- STORED RECORDS -
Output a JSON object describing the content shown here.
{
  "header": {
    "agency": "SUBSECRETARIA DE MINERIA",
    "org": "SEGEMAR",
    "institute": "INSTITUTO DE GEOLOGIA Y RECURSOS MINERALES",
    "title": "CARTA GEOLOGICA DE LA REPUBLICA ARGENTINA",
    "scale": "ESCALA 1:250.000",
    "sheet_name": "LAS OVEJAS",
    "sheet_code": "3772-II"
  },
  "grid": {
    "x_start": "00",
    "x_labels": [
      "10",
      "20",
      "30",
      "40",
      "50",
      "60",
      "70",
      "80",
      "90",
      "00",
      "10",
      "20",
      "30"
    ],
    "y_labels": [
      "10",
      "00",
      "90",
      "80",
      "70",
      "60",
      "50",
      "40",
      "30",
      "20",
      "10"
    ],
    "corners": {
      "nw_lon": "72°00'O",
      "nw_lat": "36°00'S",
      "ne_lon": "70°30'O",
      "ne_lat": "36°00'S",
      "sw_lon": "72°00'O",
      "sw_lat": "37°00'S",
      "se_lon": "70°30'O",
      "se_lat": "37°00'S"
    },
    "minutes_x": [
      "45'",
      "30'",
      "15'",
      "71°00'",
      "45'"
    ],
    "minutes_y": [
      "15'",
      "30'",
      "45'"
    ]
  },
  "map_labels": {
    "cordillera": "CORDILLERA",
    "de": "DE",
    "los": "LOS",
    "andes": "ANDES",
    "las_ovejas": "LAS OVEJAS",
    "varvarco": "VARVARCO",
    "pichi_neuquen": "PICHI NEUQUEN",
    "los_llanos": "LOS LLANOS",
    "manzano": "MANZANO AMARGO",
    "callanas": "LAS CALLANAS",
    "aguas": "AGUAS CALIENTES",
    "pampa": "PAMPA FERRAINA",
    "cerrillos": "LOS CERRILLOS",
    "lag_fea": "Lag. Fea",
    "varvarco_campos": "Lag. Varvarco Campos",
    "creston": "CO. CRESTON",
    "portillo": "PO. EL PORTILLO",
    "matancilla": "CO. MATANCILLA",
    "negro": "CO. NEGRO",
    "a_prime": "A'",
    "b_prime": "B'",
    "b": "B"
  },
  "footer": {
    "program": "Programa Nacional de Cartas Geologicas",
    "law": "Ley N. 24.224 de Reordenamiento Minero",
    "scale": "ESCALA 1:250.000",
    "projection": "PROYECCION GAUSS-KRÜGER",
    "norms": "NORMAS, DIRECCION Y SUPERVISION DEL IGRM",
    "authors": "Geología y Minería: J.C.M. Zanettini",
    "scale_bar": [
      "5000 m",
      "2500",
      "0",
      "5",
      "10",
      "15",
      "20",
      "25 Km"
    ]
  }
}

- PROBLEM STATEMENT -
Pick out each line that holds the string "OVEJAS".

- EXPECTED ANSWER -
    "sheet_name": "LAS OVEJAS",
    "las_ovejas": "LAS OVEJAS",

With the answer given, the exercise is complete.